[EXERCISE DIRECTIONS]:
Take every line from the material that has the word "name" in it.
________________
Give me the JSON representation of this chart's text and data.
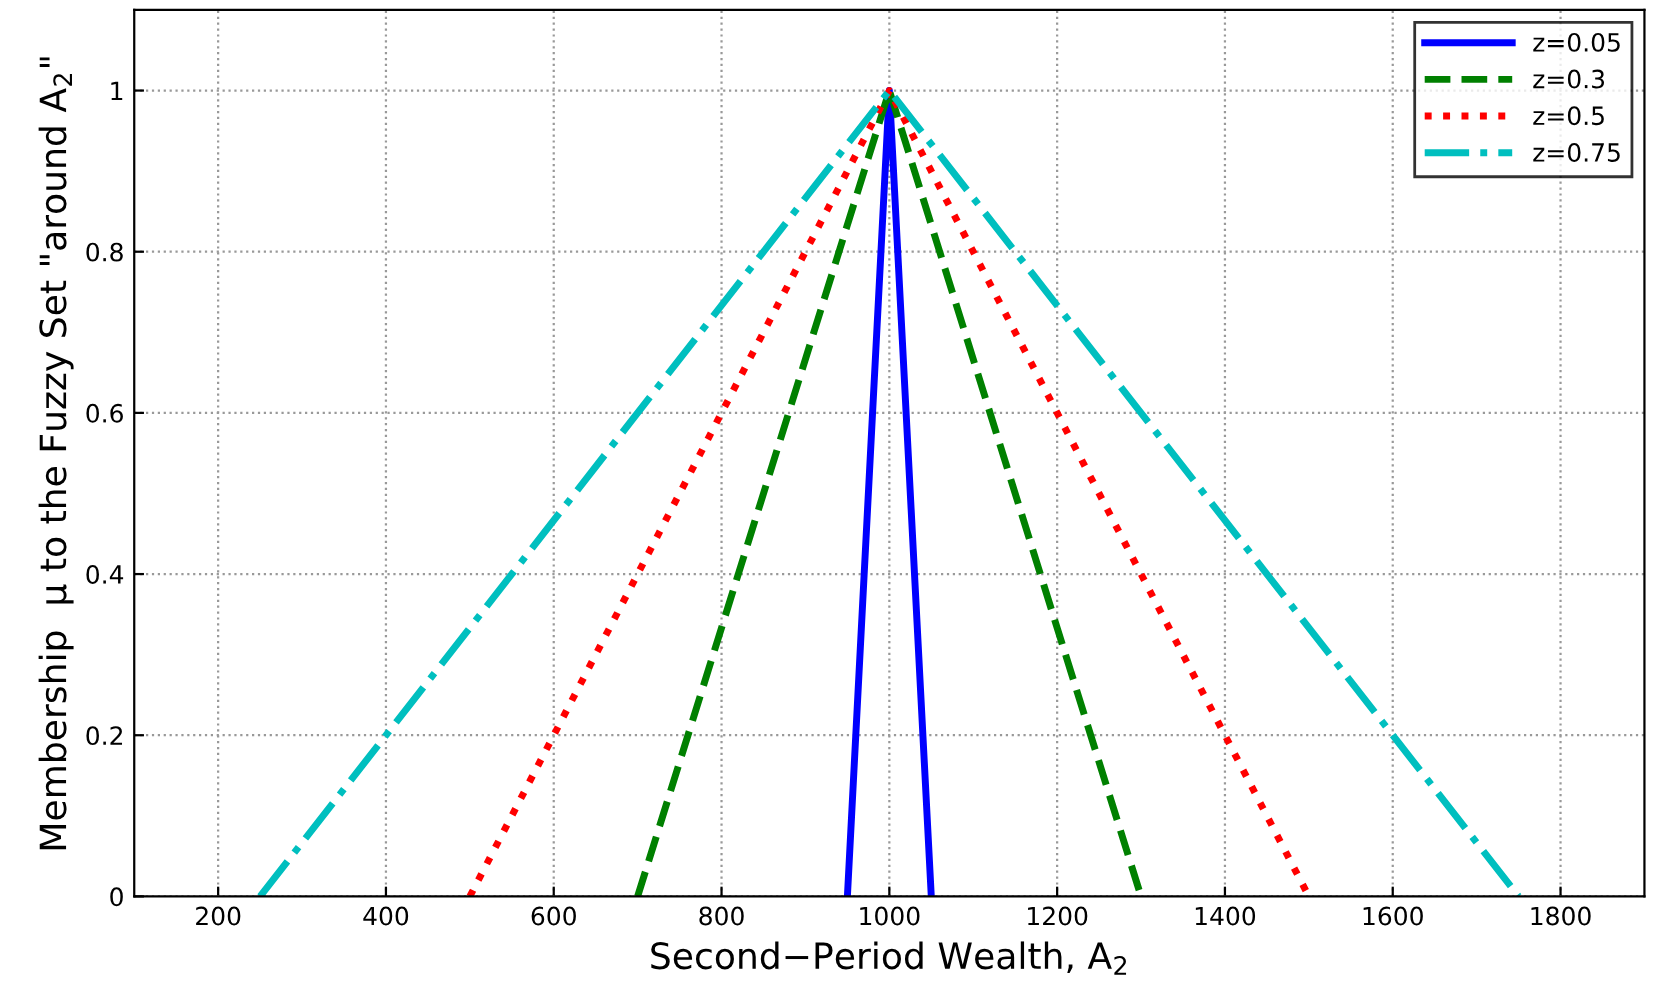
{
  "chart_data": {
    "type": "line",
    "xlabel": "Second−Period Wealth, A$_{2}$",
    "ylabel": "Membership  μ to the Fuzzy Set \"around A$_{2}$\"",
    "series": [
      {
        "name": "z=0.05",
        "color": "#0000ff",
        "line_style": "solid",
        "x": [
          950,
          1000,
          1050
        ],
        "values": [
          0,
          1,
          0
        ]
      },
      {
        "name": "z=0.3",
        "color": "#008000",
        "line_style": "dashed",
        "x": [
          700,
          1000,
          1300
        ],
        "values": [
          0,
          1,
          0
        ]
      },
      {
        "name": "z=0.5",
        "color": "#ff0000",
        "line_style": "dotted",
        "x": [
          500,
          1000,
          1500
        ],
        "values": [
          0,
          1,
          0
        ]
      },
      {
        "name": "z=0.75",
        "color": "#00bfbf",
        "line_style": "dashdot",
        "x": [
          250,
          1000,
          1750
        ],
        "values": [
          0,
          1,
          0
        ]
      }
    ],
    "xlim": [
      100,
      1900
    ],
    "xticks": [
      200,
      400,
      600,
      800,
      1000,
      1200,
      1400,
      1600,
      1800
    ],
    "ylim": [
      0,
      1.1
    ],
    "yticks": [
      0,
      0.2,
      0.4,
      0.6,
      0.8,
      1
    ],
    "grid": true,
    "legend": "top right",
    "marker": "none"
  }
}
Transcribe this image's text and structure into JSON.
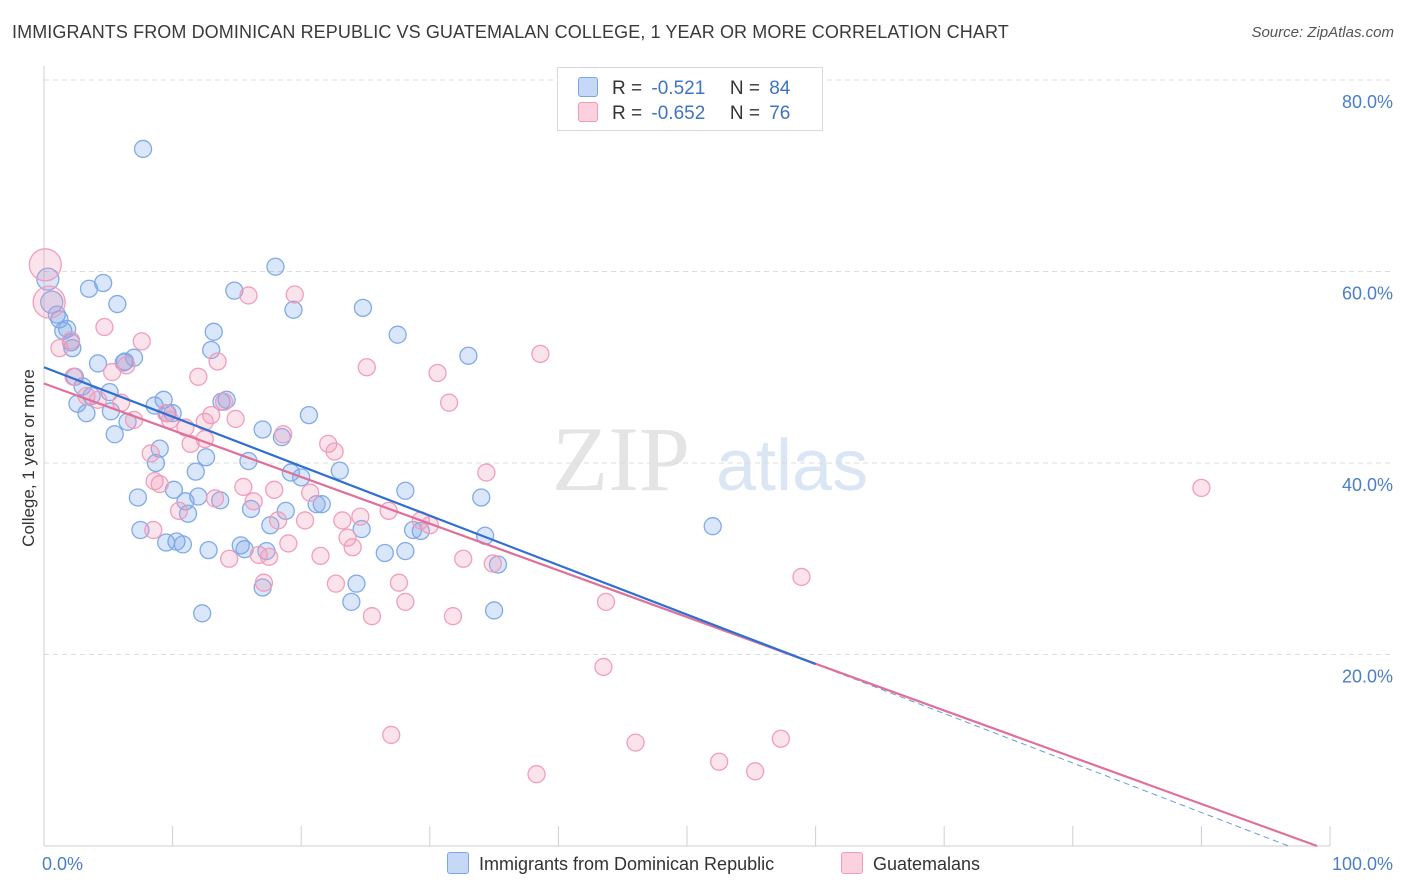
________________
[EXERCISE RESULT]:
        "name": "z=0.05",
        "name": "z=0.3",
        "name": "z=0.5",
        "name": "z=0.75",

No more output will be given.